_Exercise prompt_. Report only the number of lines in this material that include the string "flooring".
--- BEGIN Supplied material ---
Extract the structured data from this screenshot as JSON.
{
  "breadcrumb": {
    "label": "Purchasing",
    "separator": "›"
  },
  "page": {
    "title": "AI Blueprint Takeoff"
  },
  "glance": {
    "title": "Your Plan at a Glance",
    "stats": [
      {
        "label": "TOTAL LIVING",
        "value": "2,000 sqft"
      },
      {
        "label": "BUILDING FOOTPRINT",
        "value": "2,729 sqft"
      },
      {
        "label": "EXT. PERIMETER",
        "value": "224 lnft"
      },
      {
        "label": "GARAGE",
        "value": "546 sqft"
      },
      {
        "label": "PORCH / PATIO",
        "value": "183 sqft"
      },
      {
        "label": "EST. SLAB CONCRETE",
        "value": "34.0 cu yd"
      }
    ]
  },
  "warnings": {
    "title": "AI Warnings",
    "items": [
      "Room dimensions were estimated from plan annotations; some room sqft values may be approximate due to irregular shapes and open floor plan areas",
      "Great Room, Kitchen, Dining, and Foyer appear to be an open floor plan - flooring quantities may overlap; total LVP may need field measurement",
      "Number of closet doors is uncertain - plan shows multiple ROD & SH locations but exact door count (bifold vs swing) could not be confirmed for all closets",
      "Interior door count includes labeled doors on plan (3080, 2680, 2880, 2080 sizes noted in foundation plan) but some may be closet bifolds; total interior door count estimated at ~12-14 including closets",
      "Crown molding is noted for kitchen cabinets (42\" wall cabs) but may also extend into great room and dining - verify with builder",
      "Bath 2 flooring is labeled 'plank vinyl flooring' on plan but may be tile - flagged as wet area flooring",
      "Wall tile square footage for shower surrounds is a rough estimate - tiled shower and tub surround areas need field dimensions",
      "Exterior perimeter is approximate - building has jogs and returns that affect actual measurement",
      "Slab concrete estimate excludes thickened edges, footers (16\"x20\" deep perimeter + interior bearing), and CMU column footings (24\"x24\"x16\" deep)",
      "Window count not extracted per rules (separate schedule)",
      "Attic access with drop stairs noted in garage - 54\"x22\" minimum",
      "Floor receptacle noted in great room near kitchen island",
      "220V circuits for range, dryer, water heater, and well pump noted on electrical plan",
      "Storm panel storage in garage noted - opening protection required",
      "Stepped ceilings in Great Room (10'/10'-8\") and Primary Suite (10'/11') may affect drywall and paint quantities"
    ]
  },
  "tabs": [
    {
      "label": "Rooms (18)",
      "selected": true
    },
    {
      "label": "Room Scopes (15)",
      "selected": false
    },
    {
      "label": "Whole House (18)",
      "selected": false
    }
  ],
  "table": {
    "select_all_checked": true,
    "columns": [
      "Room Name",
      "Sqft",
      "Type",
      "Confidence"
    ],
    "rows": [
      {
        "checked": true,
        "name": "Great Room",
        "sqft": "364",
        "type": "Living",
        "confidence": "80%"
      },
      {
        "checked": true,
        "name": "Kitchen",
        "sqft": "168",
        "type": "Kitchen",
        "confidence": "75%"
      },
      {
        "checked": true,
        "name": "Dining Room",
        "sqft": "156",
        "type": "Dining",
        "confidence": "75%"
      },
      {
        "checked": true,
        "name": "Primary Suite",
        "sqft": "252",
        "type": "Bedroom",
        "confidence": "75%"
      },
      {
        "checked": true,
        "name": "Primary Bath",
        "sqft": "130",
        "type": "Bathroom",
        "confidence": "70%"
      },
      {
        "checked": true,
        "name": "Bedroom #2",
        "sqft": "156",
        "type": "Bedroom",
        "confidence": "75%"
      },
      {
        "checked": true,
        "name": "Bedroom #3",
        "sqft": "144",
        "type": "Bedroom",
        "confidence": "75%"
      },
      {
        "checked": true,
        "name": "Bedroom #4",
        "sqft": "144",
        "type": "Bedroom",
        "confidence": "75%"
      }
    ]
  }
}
--- END Supplied material ---
_Solution to the problem_. 2